Locate the word "damage" in the entries below, then gather every line that holds it.

= = = = = = =

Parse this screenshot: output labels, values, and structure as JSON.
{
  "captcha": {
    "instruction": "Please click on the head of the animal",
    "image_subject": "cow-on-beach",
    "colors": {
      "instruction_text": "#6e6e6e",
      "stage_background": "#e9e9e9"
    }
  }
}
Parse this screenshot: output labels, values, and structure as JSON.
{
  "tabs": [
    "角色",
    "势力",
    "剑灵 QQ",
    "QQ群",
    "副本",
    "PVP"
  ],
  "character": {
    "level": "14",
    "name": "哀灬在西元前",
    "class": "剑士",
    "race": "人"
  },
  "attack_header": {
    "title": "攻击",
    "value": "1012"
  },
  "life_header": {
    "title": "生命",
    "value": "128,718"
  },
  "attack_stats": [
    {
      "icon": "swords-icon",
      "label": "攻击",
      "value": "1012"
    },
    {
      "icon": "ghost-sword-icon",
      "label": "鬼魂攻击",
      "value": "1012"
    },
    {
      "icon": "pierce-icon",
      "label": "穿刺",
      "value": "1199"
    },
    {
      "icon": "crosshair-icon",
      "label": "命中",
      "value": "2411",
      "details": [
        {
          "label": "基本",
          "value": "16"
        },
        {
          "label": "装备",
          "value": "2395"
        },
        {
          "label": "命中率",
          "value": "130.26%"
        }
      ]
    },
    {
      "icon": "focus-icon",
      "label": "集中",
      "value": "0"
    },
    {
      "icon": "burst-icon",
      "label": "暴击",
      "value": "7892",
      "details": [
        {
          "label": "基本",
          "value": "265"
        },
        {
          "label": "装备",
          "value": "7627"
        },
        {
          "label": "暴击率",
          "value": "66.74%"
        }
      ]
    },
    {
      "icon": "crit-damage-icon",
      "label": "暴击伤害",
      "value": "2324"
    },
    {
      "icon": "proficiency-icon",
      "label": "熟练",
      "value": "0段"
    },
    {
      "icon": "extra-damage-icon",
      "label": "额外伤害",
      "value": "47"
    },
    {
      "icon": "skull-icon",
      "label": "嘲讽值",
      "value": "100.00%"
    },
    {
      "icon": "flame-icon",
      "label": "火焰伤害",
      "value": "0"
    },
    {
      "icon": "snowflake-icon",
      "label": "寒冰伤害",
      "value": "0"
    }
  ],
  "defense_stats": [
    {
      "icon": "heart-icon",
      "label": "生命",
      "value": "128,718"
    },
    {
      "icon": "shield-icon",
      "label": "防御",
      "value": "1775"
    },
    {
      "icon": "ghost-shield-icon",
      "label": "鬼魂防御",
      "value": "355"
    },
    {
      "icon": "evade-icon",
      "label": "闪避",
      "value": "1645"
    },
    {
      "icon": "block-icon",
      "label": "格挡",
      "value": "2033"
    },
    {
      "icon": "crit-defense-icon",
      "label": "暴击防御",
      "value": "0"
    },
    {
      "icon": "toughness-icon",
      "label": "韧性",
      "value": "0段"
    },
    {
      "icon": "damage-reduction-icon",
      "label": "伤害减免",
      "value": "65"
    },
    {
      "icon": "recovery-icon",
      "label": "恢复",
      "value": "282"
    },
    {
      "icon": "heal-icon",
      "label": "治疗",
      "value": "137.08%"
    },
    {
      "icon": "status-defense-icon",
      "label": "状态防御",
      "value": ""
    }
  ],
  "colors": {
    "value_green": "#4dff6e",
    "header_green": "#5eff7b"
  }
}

= = = = = = =

RESPONSE FOR THIS EXERCISE
      "icon": "crit-damage-icon",
      "icon": "extra-damage-icon",
      "icon": "damage-reduction-icon",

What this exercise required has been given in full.